### WRITTEN INSTRUCTION
Repeat every record below exactly, omitting any pictures.

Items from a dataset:
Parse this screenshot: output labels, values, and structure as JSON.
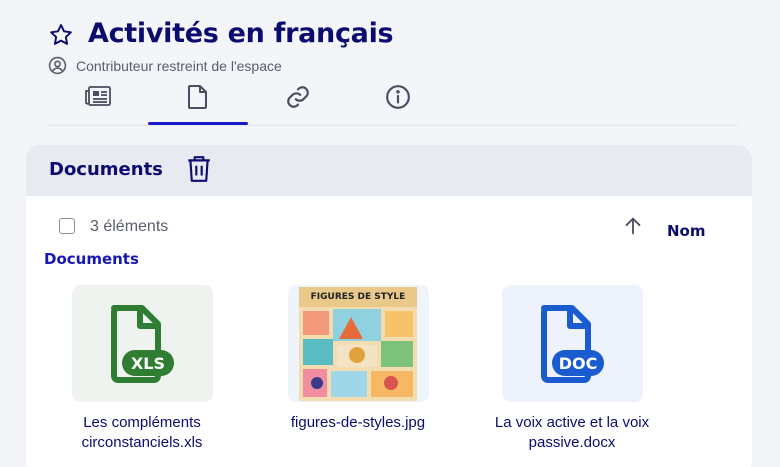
{
  "header": {
    "title": "Activités en français",
    "role": "Contributeur restreint de l'espace",
    "favorite_icon": "star-outline-icon",
    "role_icon": "user-circle-icon"
  },
  "tabs": [
    {
      "icon": "newspaper-icon",
      "active": false
    },
    {
      "icon": "document-icon",
      "active": true
    },
    {
      "icon": "link-icon",
      "active": false
    },
    {
      "icon": "info-icon",
      "active": false
    }
  ],
  "panel": {
    "title": "Documents",
    "delete_icon": "trash-icon",
    "item_count": "3 éléments",
    "sort_icon": "arrow-up-icon",
    "sort_label": "Nom",
    "section_title": "Documents"
  },
  "files": [
    {
      "name": "Les compléments circonstanciels.xls",
      "type_badge": "XLS",
      "color": "#2e7d32",
      "bg": "#eff3f0"
    },
    {
      "name": "figures-de-styles.jpg",
      "image_text": "FIGURES DE STYLE",
      "bg": "#eef4fa"
    },
    {
      "name": "La voix active et la voix passive.docx",
      "type_badge": "DOC",
      "color": "#1a5bd0",
      "bg": "#edf2fc"
    }
  ],
  "colors": {
    "accent": "#1a1ac8",
    "title": "#0c0c70",
    "background": "#f4f5f8"
  }
}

### ANSWER FOR THE TASK
Parse this screenshot: output labels, values, and structure as JSON.
{
  "header": {
    "title": "Activités en français",
    "role": "Contributeur restreint de l'espace",
    "favorite_icon": "star-outline-icon",
    "role_icon": "user-circle-icon"
  },
  "tabs": [
    {
      "icon": "newspaper-icon",
      "active": false
    },
    {
      "icon": "document-icon",
      "active": true
    },
    {
      "icon": "link-icon",
      "active": false
    },
    {
      "icon": "info-icon",
      "active": false
    }
  ],
  "panel": {
    "title": "Documents",
    "delete_icon": "trash-icon",
    "item_count": "3 éléments",
    "sort_icon": "arrow-up-icon",
    "sort_label": "Nom",
    "section_title": "Documents"
  },
  "files": [
    {
      "name": "Les compléments circonstanciels.xls",
      "type_badge": "XLS",
      "color": "#2e7d32",
      "bg": "#eff3f0"
    },
    {
      "name": "figures-de-styles.jpg",
      "image_text": "FIGURES DE STYLE",
      "bg": "#eef4fa"
    },
    {
      "name": "La voix active et la voix passive.docx",
      "type_badge": "DOC",
      "color": "#1a5bd0",
      "bg": "#edf2fc"
    }
  ],
  "colors": {
    "accent": "#1a1ac8",
    "title": "#0c0c70",
    "background": "#f4f5f8"
  }
}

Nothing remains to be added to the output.